Goal:
Every line of the data must be copied exactly.

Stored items
begin
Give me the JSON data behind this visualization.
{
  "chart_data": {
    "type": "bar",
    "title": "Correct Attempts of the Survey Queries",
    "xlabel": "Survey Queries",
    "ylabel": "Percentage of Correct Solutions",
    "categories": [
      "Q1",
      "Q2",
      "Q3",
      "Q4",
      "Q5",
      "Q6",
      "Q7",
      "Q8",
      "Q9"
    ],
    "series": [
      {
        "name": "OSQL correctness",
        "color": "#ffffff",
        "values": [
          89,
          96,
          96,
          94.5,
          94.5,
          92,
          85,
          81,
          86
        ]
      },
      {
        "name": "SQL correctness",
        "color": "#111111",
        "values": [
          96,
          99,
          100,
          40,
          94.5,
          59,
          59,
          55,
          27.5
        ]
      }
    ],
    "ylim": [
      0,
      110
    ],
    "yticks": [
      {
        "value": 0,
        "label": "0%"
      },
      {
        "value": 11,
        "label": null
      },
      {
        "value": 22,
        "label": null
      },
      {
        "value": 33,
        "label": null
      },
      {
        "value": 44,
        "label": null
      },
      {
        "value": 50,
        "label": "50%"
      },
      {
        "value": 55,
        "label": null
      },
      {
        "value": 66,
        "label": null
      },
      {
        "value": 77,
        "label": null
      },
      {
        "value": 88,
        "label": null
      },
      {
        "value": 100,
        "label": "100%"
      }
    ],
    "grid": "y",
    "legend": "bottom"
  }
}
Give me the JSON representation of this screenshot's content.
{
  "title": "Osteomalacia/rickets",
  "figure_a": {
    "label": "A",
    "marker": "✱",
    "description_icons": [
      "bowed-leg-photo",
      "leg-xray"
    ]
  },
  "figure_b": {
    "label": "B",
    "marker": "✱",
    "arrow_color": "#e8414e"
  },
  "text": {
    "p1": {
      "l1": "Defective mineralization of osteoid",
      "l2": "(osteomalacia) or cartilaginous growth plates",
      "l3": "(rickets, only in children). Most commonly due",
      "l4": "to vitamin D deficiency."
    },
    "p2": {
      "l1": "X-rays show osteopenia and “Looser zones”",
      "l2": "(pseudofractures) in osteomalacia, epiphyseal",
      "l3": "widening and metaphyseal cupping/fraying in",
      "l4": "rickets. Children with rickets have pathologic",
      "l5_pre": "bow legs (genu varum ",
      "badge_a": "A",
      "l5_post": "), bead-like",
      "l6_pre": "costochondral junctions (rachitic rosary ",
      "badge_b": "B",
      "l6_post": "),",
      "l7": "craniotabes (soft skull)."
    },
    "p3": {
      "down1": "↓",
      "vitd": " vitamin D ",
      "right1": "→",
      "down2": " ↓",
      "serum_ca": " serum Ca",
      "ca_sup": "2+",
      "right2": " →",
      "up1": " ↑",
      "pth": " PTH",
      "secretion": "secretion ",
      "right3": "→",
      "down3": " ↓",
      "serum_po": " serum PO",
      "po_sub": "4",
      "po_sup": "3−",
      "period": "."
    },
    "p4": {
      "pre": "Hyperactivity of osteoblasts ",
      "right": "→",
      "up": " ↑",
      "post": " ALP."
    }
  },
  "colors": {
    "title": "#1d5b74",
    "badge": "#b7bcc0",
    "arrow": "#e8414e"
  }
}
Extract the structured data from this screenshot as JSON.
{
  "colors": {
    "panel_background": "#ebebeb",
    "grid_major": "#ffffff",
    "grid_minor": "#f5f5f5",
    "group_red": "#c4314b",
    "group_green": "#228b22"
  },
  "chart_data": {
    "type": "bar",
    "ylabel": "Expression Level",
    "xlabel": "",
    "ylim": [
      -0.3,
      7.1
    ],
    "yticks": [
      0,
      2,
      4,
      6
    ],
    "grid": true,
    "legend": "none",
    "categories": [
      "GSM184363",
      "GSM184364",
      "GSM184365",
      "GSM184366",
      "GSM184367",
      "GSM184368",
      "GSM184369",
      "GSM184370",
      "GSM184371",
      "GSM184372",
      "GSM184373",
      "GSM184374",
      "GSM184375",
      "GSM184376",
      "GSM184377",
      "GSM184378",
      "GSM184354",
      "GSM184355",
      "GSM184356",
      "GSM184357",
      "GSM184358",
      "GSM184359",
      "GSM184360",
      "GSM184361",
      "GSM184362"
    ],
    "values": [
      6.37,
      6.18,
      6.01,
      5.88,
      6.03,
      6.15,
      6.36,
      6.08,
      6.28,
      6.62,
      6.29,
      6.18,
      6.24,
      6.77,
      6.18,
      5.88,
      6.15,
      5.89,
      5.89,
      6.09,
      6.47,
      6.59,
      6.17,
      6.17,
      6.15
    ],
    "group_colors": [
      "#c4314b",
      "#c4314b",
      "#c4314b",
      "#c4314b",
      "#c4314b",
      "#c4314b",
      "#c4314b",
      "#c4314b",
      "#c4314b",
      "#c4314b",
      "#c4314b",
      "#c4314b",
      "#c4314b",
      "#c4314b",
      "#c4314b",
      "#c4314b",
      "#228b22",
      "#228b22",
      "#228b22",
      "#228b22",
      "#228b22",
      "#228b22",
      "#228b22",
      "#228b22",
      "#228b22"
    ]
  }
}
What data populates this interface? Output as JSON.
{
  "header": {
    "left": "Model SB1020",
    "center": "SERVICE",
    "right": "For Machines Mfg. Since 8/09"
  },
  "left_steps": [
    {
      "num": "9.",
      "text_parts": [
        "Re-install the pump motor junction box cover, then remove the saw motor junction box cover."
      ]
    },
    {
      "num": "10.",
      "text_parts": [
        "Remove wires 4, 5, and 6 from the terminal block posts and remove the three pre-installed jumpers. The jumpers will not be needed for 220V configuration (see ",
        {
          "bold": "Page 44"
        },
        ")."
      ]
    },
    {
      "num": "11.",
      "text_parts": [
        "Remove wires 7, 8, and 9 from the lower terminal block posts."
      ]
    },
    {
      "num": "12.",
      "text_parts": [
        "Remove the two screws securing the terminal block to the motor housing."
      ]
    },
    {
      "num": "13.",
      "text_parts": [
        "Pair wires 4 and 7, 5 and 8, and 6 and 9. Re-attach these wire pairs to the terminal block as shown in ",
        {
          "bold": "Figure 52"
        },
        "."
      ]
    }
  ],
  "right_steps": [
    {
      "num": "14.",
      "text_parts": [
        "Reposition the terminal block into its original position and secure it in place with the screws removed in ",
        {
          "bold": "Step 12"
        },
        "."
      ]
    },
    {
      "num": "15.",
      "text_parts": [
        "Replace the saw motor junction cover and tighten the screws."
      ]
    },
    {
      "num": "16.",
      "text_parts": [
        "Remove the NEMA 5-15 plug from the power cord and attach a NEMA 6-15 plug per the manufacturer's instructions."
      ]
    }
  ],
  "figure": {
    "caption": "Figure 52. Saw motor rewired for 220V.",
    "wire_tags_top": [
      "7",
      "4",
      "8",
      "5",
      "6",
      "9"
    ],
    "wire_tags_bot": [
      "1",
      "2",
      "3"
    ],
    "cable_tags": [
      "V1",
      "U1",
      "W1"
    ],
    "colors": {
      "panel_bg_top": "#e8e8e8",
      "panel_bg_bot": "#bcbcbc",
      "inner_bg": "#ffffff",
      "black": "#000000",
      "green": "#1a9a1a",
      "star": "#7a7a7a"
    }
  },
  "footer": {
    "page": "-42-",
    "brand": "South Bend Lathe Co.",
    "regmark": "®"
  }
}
end
Task output:
Give me the JSON data behind this visualization.
{
  "chart_data": {
    "type": "bar",
    "title": "Correct Attempts of the Survey Queries",
    "xlabel": "Survey Queries",
    "ylabel": "Percentage of Correct Solutions",
    "categories": [
      "Q1",
      "Q2",
      "Q3",
      "Q4",
      "Q5",
      "Q6",
      "Q7",
      "Q8",
      "Q9"
    ],
    "series": [
      {
        "name": "OSQL correctness",
        "color": "#ffffff",
        "values": [
          89,
          96,
          96,
          94.5,
          94.5,
          92,
          85,
          81,
          86
        ]
      },
      {
        "name": "SQL correctness",
        "color": "#111111",
        "values": [
          96,
          99,
          100,
          40,
          94.5,
          59,
          59,
          55,
          27.5
        ]
      }
    ],
    "ylim": [
      0,
      110
    ],
    "yticks": [
      {
        "value": 0,
        "label": "0%"
      },
      {
        "value": 11,
        "label": null
      },
      {
        "value": 22,
        "label": null
      },
      {
        "value": 33,
        "label": null
      },
      {
        "value": 44,
        "label": null
      },
      {
        "value": 50,
        "label": "50%"
      },
      {
        "value": 55,
        "label": null
      },
      {
        "value": 66,
        "label": null
      },
      {
        "value": 77,
        "label": null
      },
      {
        "value": 88,
        "label": null
      },
      {
        "value": 100,
        "label": "100%"
      }
    ],
    "grid": "y",
    "legend": "bottom"
  }
}
Give me the JSON representation of this screenshot's content.
{
  "title": "Osteomalacia/rickets",
  "figure_a": {
    "label": "A",
    "marker": "✱",
    "description_icons": [
      "bowed-leg-photo",
      "leg-xray"
    ]
  },
  "figure_b": {
    "label": "B",
    "marker": "✱",
    "arrow_color": "#e8414e"
  },
  "text": {
    "p1": {
      "l1": "Defective mineralization of osteoid",
      "l2": "(osteomalacia) or cartilaginous growth plates",
      "l3": "(rickets, only in children). Most commonly due",
      "l4": "to vitamin D deficiency."
    },
    "p2": {
      "l1": "X-rays show osteopenia and “Looser zones”",
      "l2": "(pseudofractures) in osteomalacia, epiphyseal",
      "l3": "widening and metaphyseal cupping/fraying in",
      "l4": "rickets. Children with rickets have pathologic",
      "l5_pre": "bow legs (genu varum ",
      "badge_a": "A",
      "l5_post": "), bead-like",
      "l6_pre": "costochondral junctions (rachitic rosary ",
      "badge_b": "B",
      "l6_post": "),",
      "l7": "craniotabes (soft skull)."
    },
    "p3": {
      "down1": "↓",
      "vitd": " vitamin D ",
      "right1": "→",
      "down2": " ↓",
      "serum_ca": " serum Ca",
      "ca_sup": "2+",
      "right2": " →",
      "up1": " ↑",
      "pth": " PTH",
      "secretion": "secretion ",
      "right3": "→",
      "down3": " ↓",
      "serum_po": " serum PO",
      "po_sub": "4",
      "po_sup": "3−",
      "period": "."
    },
    "p4": {
      "pre": "Hyperactivity of osteoblasts ",
      "right": "→",
      "up": " ↑",
      "post": " ALP."
    }
  },
  "colors": {
    "title": "#1d5b74",
    "badge": "#b7bcc0",
    "arrow": "#e8414e"
  }
}
Extract the structured data from this screenshot as JSON.
{
  "colors": {
    "panel_background": "#ebebeb",
    "grid_major": "#ffffff",
    "grid_minor": "#f5f5f5",
    "group_red": "#c4314b",
    "group_green": "#228b22"
  },
  "chart_data": {
    "type": "bar",
    "ylabel": "Expression Level",
    "xlabel": "",
    "ylim": [
      -0.3,
      7.1
    ],
    "yticks": [
      0,
      2,
      4,
      6
    ],
    "grid": true,
    "legend": "none",
    "categories": [
      "GSM184363",
      "GSM184364",
      "GSM184365",
      "GSM184366",
      "GSM184367",
      "GSM184368",
      "GSM184369",
      "GSM184370",
      "GSM184371",
      "GSM184372",
      "GSM184373",
      "GSM184374",
      "GSM184375",
      "GSM184376",
      "GSM184377",
      "GSM184378",
      "GSM184354",
      "GSM184355",
      "GSM184356",
      "GSM184357",
      "GSM184358",
      "GSM184359",
      "GSM184360",
      "GSM184361",
      "GSM184362"
    ],
    "values": [
      6.37,
      6.18,
      6.01,
      5.88,
      6.03,
      6.15,
      6.36,
      6.08,
      6.28,
      6.62,
      6.29,
      6.18,
      6.24,
      6.77,
      6.18,
      5.88,
      6.15,
      5.89,
      5.89,
      6.09,
      6.47,
      6.59,
      6.17,
      6.17,
      6.15
    ],
    "group_colors": [
      "#c4314b",
      "#c4314b",
      "#c4314b",
      "#c4314b",
      "#c4314b",
      "#c4314b",
      "#c4314b",
      "#c4314b",
      "#c4314b",
      "#c4314b",
      "#c4314b",
      "#c4314b",
      "#c4314b",
      "#c4314b",
      "#c4314b",
      "#c4314b",
      "#228b22",
      "#228b22",
      "#228b22",
      "#228b22",
      "#228b22",
      "#228b22",
      "#228b22",
      "#228b22",
      "#228b22"
    ]
  }
}
What data populates this interface? Output as JSON.
{
  "header": {
    "left": "Model SB1020",
    "center": "SERVICE",
    "right": "For Machines Mfg. Since 8/09"
  },
  "left_steps": [
    {
      "num": "9.",
      "text_parts": [
        "Re-install the pump motor junction box cover, then remove the saw motor junction box cover."
      ]
    },
    {
      "num": "10.",
      "text_parts": [
        "Remove wires 4, 5, and 6 from the terminal block posts and remove the three pre-installed jumpers. The jumpers will not be needed for 220V configuration (see ",
        {
          "bold": "Page 44"
        },
        ")."
      ]
    },
    {
      "num": "11.",
      "text_parts": [
        "Remove wires 7, 8, and 9 from the lower terminal block posts."
      ]
    },
    {
      "num": "12.",
      "text_parts": [
        "Remove the two screws securing the terminal block to the motor housing."
      ]
    },
    {
      "num": "13.",
      "text_parts": [
        "Pair wires 4 and 7, 5 and 8, and 6 and 9. Re-attach these wire pairs to the terminal block as shown in ",
        {
          "bold": "Figure 52"
        },
        "."
      ]
    }
  ],
  "right_steps": [
    {
      "num": "14.",
      "text_parts": [
        "Reposition the terminal block into its original position and secure it in place with the screws removed in ",
        {
          "bold": "Step 12"
        },
        "."
      ]
    },
    {
      "num": "15.",
      "text_parts": [
        "Replace the saw motor junction cover and tighten the screws."
      ]
    },
    {
      "num": "16.",
      "text_parts": [
        "Remove the NEMA 5-15 plug from the power cord and attach a NEMA 6-15 plug per the manufacturer's instructions."
      ]
    }
  ],
  "figure": {
    "caption": "Figure 52. Saw motor rewired for 220V.",
    "wire_tags_top": [
      "7",
      "4",
      "8",
      "5",
      "6",
      "9"
    ],
    "wire_tags_bot": [
      "1",
      "2",
      "3"
    ],
    "cable_tags": [
      "V1",
      "U1",
      "W1"
    ],
    "colors": {
      "panel_bg_top": "#e8e8e8",
      "panel_bg_bot": "#bcbcbc",
      "inner_bg": "#ffffff",
      "black": "#000000",
      "green": "#1a9a1a",
      "star": "#7a7a7a"
    }
  },
  "footer": {
    "page": "-42-",
    "brand": "South Bend Lathe Co.",
    "regmark": "®"
  }
}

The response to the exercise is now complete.